Retype every line of the items below without changing a single character.
#####
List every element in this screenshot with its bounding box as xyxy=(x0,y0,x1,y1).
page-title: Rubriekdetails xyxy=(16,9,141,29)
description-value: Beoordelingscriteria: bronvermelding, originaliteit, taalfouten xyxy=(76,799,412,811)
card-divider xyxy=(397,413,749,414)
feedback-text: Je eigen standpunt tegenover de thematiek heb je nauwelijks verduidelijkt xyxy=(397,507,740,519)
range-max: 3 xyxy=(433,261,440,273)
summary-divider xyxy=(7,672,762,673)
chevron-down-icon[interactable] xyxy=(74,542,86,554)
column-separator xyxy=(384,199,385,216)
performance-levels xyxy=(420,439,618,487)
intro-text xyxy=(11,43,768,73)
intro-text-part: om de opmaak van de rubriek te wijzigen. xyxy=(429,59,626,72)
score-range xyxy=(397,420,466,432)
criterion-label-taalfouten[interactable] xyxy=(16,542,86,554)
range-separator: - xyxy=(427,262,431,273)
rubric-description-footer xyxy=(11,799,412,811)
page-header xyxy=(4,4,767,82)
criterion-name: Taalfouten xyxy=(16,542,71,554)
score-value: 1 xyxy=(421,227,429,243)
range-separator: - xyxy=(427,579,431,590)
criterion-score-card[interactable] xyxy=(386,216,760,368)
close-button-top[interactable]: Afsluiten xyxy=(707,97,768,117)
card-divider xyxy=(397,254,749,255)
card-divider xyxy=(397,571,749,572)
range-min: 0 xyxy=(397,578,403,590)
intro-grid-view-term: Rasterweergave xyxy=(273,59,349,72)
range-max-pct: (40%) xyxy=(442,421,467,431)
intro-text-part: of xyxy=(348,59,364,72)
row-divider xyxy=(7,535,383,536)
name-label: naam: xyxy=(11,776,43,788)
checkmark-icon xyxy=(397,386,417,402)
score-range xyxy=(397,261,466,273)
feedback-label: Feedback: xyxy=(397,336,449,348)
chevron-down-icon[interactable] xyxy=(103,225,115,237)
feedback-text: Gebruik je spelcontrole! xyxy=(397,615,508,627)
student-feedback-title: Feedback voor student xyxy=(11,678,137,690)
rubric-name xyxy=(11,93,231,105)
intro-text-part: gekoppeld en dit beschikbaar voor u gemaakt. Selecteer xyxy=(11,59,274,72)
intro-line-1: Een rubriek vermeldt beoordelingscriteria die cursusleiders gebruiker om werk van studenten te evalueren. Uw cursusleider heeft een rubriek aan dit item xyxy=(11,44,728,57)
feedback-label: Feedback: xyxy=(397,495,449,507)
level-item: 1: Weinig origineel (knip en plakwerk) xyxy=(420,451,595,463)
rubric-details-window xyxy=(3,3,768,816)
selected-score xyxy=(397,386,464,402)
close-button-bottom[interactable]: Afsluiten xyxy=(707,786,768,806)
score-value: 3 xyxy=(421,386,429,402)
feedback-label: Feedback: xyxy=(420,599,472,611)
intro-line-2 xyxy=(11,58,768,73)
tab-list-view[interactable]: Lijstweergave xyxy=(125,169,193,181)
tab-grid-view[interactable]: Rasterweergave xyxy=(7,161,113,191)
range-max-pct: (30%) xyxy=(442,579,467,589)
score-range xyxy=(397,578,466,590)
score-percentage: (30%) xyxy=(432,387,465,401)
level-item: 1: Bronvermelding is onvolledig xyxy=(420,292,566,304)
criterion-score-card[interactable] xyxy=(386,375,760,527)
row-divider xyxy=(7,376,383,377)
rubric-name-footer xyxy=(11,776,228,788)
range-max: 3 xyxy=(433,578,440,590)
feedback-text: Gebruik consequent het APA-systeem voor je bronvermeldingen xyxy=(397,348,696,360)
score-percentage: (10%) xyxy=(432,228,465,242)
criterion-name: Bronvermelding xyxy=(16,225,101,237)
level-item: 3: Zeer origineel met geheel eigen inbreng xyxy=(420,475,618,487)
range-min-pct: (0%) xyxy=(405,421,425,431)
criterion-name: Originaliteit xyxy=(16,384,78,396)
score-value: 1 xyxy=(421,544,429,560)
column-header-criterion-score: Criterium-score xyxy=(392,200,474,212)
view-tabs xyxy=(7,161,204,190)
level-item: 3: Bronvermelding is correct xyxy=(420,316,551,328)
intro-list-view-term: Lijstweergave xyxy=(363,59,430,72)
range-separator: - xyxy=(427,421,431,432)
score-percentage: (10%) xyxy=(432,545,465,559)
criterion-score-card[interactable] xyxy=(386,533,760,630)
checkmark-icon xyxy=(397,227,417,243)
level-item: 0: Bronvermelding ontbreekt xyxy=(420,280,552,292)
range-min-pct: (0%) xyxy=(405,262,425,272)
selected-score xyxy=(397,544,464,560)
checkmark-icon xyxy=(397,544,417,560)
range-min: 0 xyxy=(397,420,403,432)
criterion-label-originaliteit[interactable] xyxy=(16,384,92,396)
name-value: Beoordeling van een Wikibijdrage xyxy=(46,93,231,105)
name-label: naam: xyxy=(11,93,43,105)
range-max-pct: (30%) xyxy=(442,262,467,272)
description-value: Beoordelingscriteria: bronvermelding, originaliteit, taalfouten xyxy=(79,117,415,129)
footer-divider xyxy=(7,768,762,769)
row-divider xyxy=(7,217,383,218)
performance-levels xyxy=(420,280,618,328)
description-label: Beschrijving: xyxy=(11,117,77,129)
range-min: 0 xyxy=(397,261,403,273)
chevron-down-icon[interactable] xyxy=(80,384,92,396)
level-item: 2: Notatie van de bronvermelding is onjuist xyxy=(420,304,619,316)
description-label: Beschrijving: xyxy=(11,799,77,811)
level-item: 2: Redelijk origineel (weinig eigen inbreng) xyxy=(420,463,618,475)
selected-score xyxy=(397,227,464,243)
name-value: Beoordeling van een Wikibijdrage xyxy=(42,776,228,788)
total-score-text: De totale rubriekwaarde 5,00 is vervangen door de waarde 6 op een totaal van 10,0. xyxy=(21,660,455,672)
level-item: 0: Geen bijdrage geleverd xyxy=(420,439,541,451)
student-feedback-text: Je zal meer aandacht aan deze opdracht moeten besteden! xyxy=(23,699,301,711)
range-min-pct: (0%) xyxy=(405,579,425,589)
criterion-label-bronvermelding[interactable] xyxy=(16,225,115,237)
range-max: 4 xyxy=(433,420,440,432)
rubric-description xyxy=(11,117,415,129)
#####
Written response:
List every element in this screenshot with its bounding box as xyxy=(x0,y0,x1,y1).
page-title: Rubriekdetails xyxy=(16,9,141,29)
description-value: Beoordelingscriteria: bronvermelding, originaliteit, taalfouten xyxy=(76,799,412,811)
card-divider xyxy=(397,413,749,414)
feedback-text: Je eigen standpunt tegenover de thematiek heb je nauwelijks verduidelijkt xyxy=(397,507,740,519)
range-max: 3 xyxy=(433,261,440,273)
summary-divider xyxy=(7,672,762,673)
chevron-down-icon[interactable] xyxy=(74,542,86,554)
column-separator xyxy=(384,199,385,216)
performance-levels xyxy=(420,439,618,487)
intro-text xyxy=(11,43,768,73)
intro-text-part: om de opmaak van de rubriek te wijzigen. xyxy=(429,59,626,72)
score-range xyxy=(397,420,466,432)
criterion-label-taalfouten[interactable] xyxy=(16,542,86,554)
range-separator: - xyxy=(427,262,431,273)
rubric-description-footer xyxy=(11,799,412,811)
page-header xyxy=(4,4,767,82)
criterion-name: Taalfouten xyxy=(16,542,71,554)
score-value: 1 xyxy=(421,227,429,243)
range-separator: - xyxy=(427,579,431,590)
criterion-score-card[interactable] xyxy=(386,216,760,368)
close-button-top[interactable]: Afsluiten xyxy=(707,97,768,117)
card-divider xyxy=(397,254,749,255)
card-divider xyxy=(397,571,749,572)
range-min: 0 xyxy=(397,578,403,590)
intro-grid-view-term: Rasterweergave xyxy=(273,59,349,72)
range-max-pct: (40%) xyxy=(442,421,467,431)
intro-text-part: of xyxy=(348,59,364,72)
row-divider xyxy=(7,535,383,536)
name-label: naam: xyxy=(11,776,43,788)
checkmark-icon xyxy=(397,386,417,402)
score-range xyxy=(397,261,466,273)
feedback-label: Feedback: xyxy=(397,336,449,348)
chevron-down-icon[interactable] xyxy=(103,225,115,237)
feedback-text: Gebruik je spelcontrole! xyxy=(397,615,508,627)
student-feedback-title: Feedback voor student xyxy=(11,678,137,690)
rubric-name xyxy=(11,93,231,105)
intro-text-part: gekoppeld en dit beschikbaar voor u gemaakt. Selecteer xyxy=(11,59,274,72)
intro-line-1: Een rubriek vermeldt beoordelingscriteria die cursusleiders gebruiker om werk van studenten te evalueren. Uw cursusleider heeft een rubriek aan dit item xyxy=(11,44,728,57)
feedback-label: Feedback: xyxy=(397,495,449,507)
level-item: 1: Weinig origineel (knip en plakwerk) xyxy=(420,451,595,463)
rubric-details-window xyxy=(3,3,768,816)
selected-score xyxy=(397,386,464,402)
close-button-bottom[interactable]: Afsluiten xyxy=(707,786,768,806)
score-value: 3 xyxy=(421,386,429,402)
feedback-label: Feedback: xyxy=(420,599,472,611)
intro-line-2 xyxy=(11,58,768,73)
tab-list-view[interactable]: Lijstweergave xyxy=(125,169,193,181)
tab-grid-view[interactable]: Rasterweergave xyxy=(7,161,113,191)
range-max-pct: (30%) xyxy=(442,579,467,589)
score-range xyxy=(397,578,466,590)
score-percentage: (30%) xyxy=(432,387,465,401)
level-item: 1: Bronvermelding is onvolledig xyxy=(420,292,566,304)
criterion-score-card[interactable] xyxy=(386,375,760,527)
row-divider xyxy=(7,376,383,377)
rubric-name-footer xyxy=(11,776,228,788)
range-max: 3 xyxy=(433,578,440,590)
feedback-text: Gebruik consequent het APA-systeem voor je bronvermeldingen xyxy=(397,348,696,360)
score-percentage: (10%) xyxy=(432,228,465,242)
criterion-name: Bronvermelding xyxy=(16,225,101,237)
level-item: 3: Zeer origineel met geheel eigen inbreng xyxy=(420,475,618,487)
range-min-pct: (0%) xyxy=(405,421,425,431)
criterion-name: Originaliteit xyxy=(16,384,78,396)
score-value: 1 xyxy=(421,544,429,560)
column-header-criterion-score: Criterium-score xyxy=(392,200,474,212)
view-tabs xyxy=(7,161,204,190)
level-item: 3: Bronvermelding is correct xyxy=(420,316,551,328)
intro-list-view-term: Lijstweergave xyxy=(363,59,430,72)
range-separator: - xyxy=(427,421,431,432)
score-percentage: (10%) xyxy=(432,545,465,559)
criterion-score-card[interactable] xyxy=(386,533,760,630)
checkmark-icon xyxy=(397,227,417,243)
level-item: 0: Bronvermelding ontbreekt xyxy=(420,280,552,292)
range-min-pct: (0%) xyxy=(405,262,425,272)
selected-score xyxy=(397,544,464,560)
checkmark-icon xyxy=(397,544,417,560)
range-min: 0 xyxy=(397,420,403,432)
criterion-label-originaliteit[interactable] xyxy=(16,384,92,396)
name-value: Beoordeling van een Wikibijdrage xyxy=(46,93,231,105)
name-label: naam: xyxy=(11,93,43,105)
range-max-pct: (30%) xyxy=(442,262,467,272)
description-value: Beoordelingscriteria: bronvermelding, originaliteit, taalfouten xyxy=(79,117,415,129)
footer-divider xyxy=(7,768,762,769)
row-divider xyxy=(7,217,383,218)
performance-levels xyxy=(420,280,618,328)
description-label: Beschrijving: xyxy=(11,117,77,129)
range-min: 0 xyxy=(397,261,403,273)
chevron-down-icon[interactable] xyxy=(80,384,92,396)
level-item: 2: Notatie van de bronvermelding is onjuist xyxy=(420,304,619,316)
description-label: Beschrijving: xyxy=(11,799,77,811)
level-item: 2: Redelijk origineel (weinig eigen inbreng) xyxy=(420,463,618,475)
selected-score xyxy=(397,227,464,243)
name-value: Beoordeling van een Wikibijdrage xyxy=(42,776,228,788)
total-score-text: De totale rubriekwaarde 5,00 is vervangen door de waarde 6 op een totaal van 10,0. xyxy=(21,660,455,672)
level-item: 0: Geen bijdrage geleverd xyxy=(420,439,541,451)
student-feedback-text: Je zal meer aandacht aan deze opdracht moeten besteden! xyxy=(23,699,301,711)
range-min-pct: (0%) xyxy=(405,579,425,589)
criterion-label-bronvermelding[interactable] xyxy=(16,225,115,237)
range-max: 4 xyxy=(433,420,440,432)
rubric-description xyxy=(11,117,415,129)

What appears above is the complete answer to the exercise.